◆ **INSTRUÇÕES E REQUISITOS**:
Responda com base no trecho abaixo:
(a) No Evangelho de João, onde ocorre a primeira atividade de Jesus?
(b) Para que serve, hoje em dia, receber com boa antecedência o convite de casamento?
(c) Na narrativa da samaritana, o que representa o balde com água deixado no chão?

No Evangelho de Mateus, Jesus profere as chamadas “bem-aventuranças”. Em Lucas, a ênfase é para a descrição da infância, humana e humilde de Jesus. Em Marcos, o ponto de interesse é o chamado do grupo apostólico. Pois, em João, a primeira atividade de Jesus ocorre em uma festa de casamento, quando veio a faltar vinho. Talvez por isso ele, em mais de uma oportunidade, comparou o Reino dos céus a um banquete nupcial.

Um casamento, via-de-regra, é uma notícia agradável e um ponderável motivo para a realização de uma festa. O fato de acontecer um casamento impõe uma celebração. Hoje em dia, a gente recebe o convite, dos noivos ou de seus pais, com uma boa antecedência, primeiro para ver se tem uma roupa adequada, depois para comprar o presente, e nesse meio tempo já ir antegozando a alegria da solenidade. As festas bíblicas de casamento trazem consigo um significado de comunhão, uma relação inefável de amor de Deus com a humanidade.

O sinal de Caná, a idéia de substituição que dele dimana, funciona como que uma “dobradiça” entre o velho e o novo. O milagre de Caná é, portanto, voltando ao raciocínio anterior, tipo da substituição das alianças, da antiga pela nova (e definitiva) em Cristo. Deste modo, perdem sua atualidade, o templo, a lei, os mediadores da antiga aliança e o culto ritual. Na narrativa do diálogo de Jesus com a samaritana, observa-se que num determinado momento, a mulher deixa o balde com água, no chão (o judaísmo) e, inebriada pela “água viva” (o cristianismo) que lhe é oferecida, vai anunciar a boa-notícia ao povo de sua aldeia. Quando falta o vinho, quer dizer, na prática, que os costumes se azedaram, as relações deterioram e a religião é insossa e insuficiente para fazer as pessoas felizes.

Itens do conjunto de dados:
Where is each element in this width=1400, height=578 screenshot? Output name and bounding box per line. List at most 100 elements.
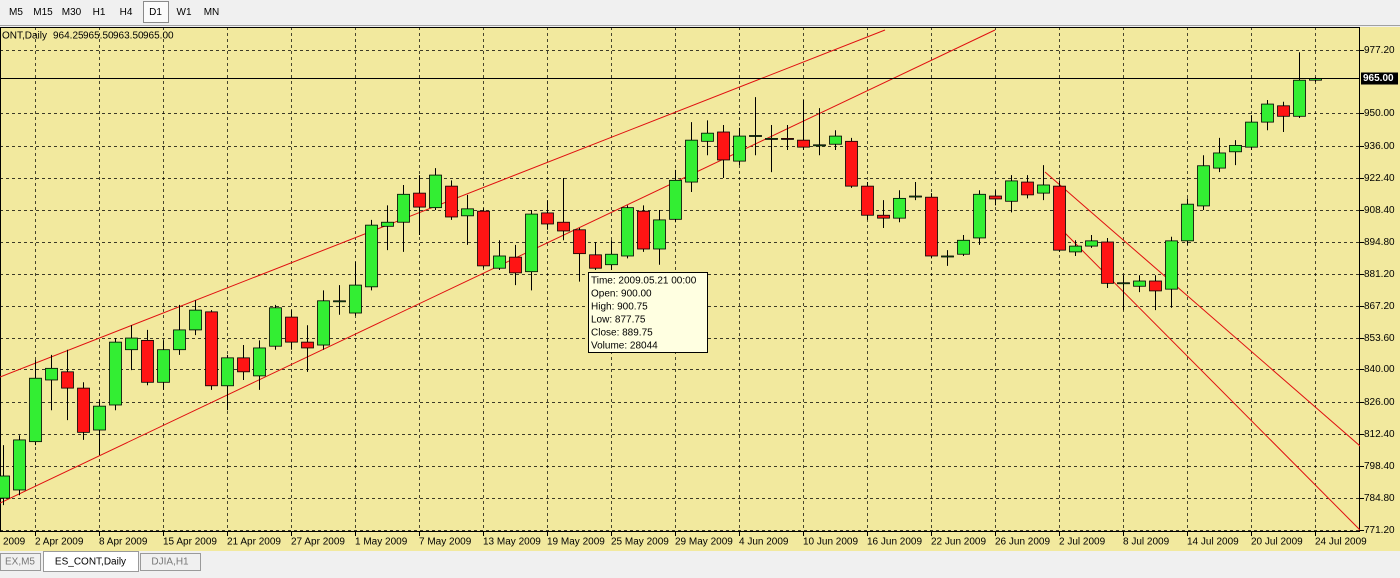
tooltip-line: Volume: 28044 [591, 341, 658, 352]
x-tick-label: 22 Jun 2009 [931, 537, 986, 548]
timeframe-button[interactable]: H4 [120, 7, 133, 18]
x-tick-label: 15 Apr 2009 [163, 537, 217, 548]
trend-line [0, 29, 886, 378]
candle-body [0, 475, 10, 499]
timeframe-button[interactable]: M15 [33, 7, 53, 18]
candle-body [733, 135, 746, 162]
candle-body [253, 347, 266, 377]
candle-body [125, 337, 138, 351]
x-tick-label: 8 Apr 2009 [99, 537, 148, 548]
tab-label[interactable]: EX,M5 [5, 557, 35, 568]
x-tick-label: 24 Jul 2009 [1315, 537, 1367, 548]
candle-body [1181, 203, 1194, 242]
candle-body [93, 405, 106, 431]
candle-body [717, 131, 730, 161]
timeframe-button[interactable]: M30 [62, 7, 82, 18]
candle-body [845, 140, 858, 187]
candle-body [669, 179, 682, 220]
candle-body [429, 174, 442, 209]
tab[interactable] [43, 551, 139, 572]
candle-body [509, 256, 522, 274]
candles [0, 52, 1322, 506]
candle-body [653, 219, 666, 250]
candle-body [557, 221, 570, 232]
x-tick-label: 8 Jul 2009 [1123, 537, 1170, 548]
y-tick-label: 771.20 [1364, 525, 1395, 536]
candle-body [701, 132, 714, 142]
tooltip-box [588, 272, 708, 353]
candle-body [45, 367, 58, 381]
candle-body [1197, 165, 1210, 207]
x-tick-label: 4 Jun 2009 [739, 537, 789, 548]
y-tick-label: 867.20 [1364, 301, 1395, 312]
candle-body [605, 253, 618, 266]
candle-body [1005, 180, 1018, 202]
timeframe-button[interactable]: D1 [149, 7, 162, 18]
candle-body [173, 329, 186, 351]
x-tick-label: 29 May 2009 [675, 537, 733, 548]
tab[interactable] [0, 553, 41, 571]
x-tick-label: 10 Jun 2009 [803, 537, 858, 548]
x-tick-label: 25 May 2009 [611, 537, 669, 548]
tooltip: Time: 2009.05.21 00:00 Open: 900.00 High: … [588, 272, 708, 353]
candle-body [1053, 185, 1066, 251]
candle-body [29, 377, 42, 443]
candle-body [61, 371, 74, 389]
candle-body [1261, 103, 1274, 123]
candle-body [493, 255, 506, 269]
ohlc-value: 963.50 [113, 31, 144, 42]
plot-border [0, 27, 1360, 532]
x-tick-label: 19 May 2009 [547, 537, 605, 548]
candle-body [525, 213, 538, 273]
x-tick-label: 14 Jul 2009 [1187, 537, 1239, 548]
candle-body [925, 196, 938, 257]
candle-body [973, 193, 986, 239]
tab-label[interactable]: DJIA,H1 [151, 557, 189, 568]
candle-body [765, 138, 778, 140]
tooltip-line: High: 900.75 [591, 302, 648, 313]
x-tick-label: 13 May 2009 [483, 537, 541, 548]
candle-body [301, 341, 314, 349]
timeframe-buttons: M5 M15 M30 H1 H4 D1 W1 MN [9, 1, 220, 23]
y-tick-label: 853.60 [1364, 333, 1395, 344]
timeframe-button[interactable]: H1 [93, 7, 106, 18]
y-tick-label: 936.00 [1364, 141, 1395, 152]
timeframe-button[interactable]: W1 [177, 7, 192, 18]
candle-body [749, 135, 762, 137]
candle-body [381, 221, 394, 227]
ohlc-value: 964.25 [53, 31, 84, 42]
candle-body [1229, 144, 1242, 153]
candle-body [797, 139, 810, 148]
chart-tabs: EX,M5 ES_CONT,Daily DJIA,H1 [0, 551, 201, 572]
candle-body [957, 239, 970, 255]
candle-body [909, 195, 922, 198]
candle-body [813, 144, 826, 147]
candle-body [1069, 245, 1082, 253]
candle-body [365, 224, 378, 288]
candle-body [109, 341, 122, 406]
candle-body [1149, 280, 1162, 292]
y-tick-label: 881.20 [1364, 269, 1395, 280]
timeframe-button[interactable]: M5 [9, 7, 23, 18]
timeframe-button[interactable]: MN [204, 7, 220, 18]
y-tick-label: 812.40 [1364, 429, 1395, 440]
x-tick-label: 26 Jun 2009 [995, 537, 1050, 548]
tab-label[interactable]: ES_CONT,Daily [55, 557, 126, 568]
current-price-label: 965.00 [1363, 73, 1394, 84]
y-tick-label: 784.80 [1364, 493, 1395, 504]
y-tick-label: 922.40 [1364, 173, 1395, 184]
symbol-label: ONT,Daily [2, 31, 47, 42]
y-tick-label: 840.00 [1364, 364, 1395, 375]
candle-body [989, 195, 1002, 200]
candle-body [333, 300, 346, 303]
trend-line [1044, 171, 1360, 447]
candle-body [237, 357, 250, 373]
tooltip-line: Time: 2009.05.21 00:00 [591, 276, 697, 287]
candle-body [445, 185, 458, 218]
x-tick-label: 2 Jul 2009 [1059, 537, 1106, 548]
candle-body [637, 210, 650, 250]
tab[interactable] [140, 553, 201, 571]
candle-body [877, 214, 890, 219]
tab-bar [0, 551, 1400, 578]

◆ **SOLUÇÃO**:
(a) Em uma festa de casamento, quando veio a faltar vinho.
(b) Primeiro para ver se se tem uma roupa adequada, depois para comprar o presente e, nesse meio tempo, já ir antegozando a alegria da solenidade.
(c) O judaísmo.